# START OF Material for this exercise

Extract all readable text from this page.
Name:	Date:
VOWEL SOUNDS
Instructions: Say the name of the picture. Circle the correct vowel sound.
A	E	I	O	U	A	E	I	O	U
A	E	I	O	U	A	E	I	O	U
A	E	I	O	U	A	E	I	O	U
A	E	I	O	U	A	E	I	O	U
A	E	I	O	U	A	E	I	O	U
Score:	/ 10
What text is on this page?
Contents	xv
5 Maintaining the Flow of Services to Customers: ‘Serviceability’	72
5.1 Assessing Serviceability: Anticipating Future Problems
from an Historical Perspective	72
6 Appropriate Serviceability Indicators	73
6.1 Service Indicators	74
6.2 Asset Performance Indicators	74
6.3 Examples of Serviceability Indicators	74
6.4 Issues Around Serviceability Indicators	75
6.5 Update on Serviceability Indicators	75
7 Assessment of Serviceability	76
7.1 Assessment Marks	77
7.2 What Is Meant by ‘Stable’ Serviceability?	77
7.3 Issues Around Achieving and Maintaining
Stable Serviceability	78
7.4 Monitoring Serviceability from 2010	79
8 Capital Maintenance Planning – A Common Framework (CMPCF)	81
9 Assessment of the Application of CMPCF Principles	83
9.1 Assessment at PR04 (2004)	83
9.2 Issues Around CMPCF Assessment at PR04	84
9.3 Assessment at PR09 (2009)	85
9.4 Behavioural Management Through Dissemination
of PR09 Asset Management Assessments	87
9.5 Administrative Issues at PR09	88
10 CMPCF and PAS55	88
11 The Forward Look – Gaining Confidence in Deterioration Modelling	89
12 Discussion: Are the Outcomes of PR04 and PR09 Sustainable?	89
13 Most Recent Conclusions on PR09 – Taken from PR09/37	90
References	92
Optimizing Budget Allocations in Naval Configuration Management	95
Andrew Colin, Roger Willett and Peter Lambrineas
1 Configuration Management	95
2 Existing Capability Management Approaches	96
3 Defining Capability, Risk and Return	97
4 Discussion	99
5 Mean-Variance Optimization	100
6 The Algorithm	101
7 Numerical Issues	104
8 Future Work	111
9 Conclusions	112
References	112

# END OF Material for this exercise

Gather every line from the listing above in which the word "Conclusions" appears.

13 Most Recent Conclusions on PR09 – Taken from PR09/37	90
9 Conclusions	112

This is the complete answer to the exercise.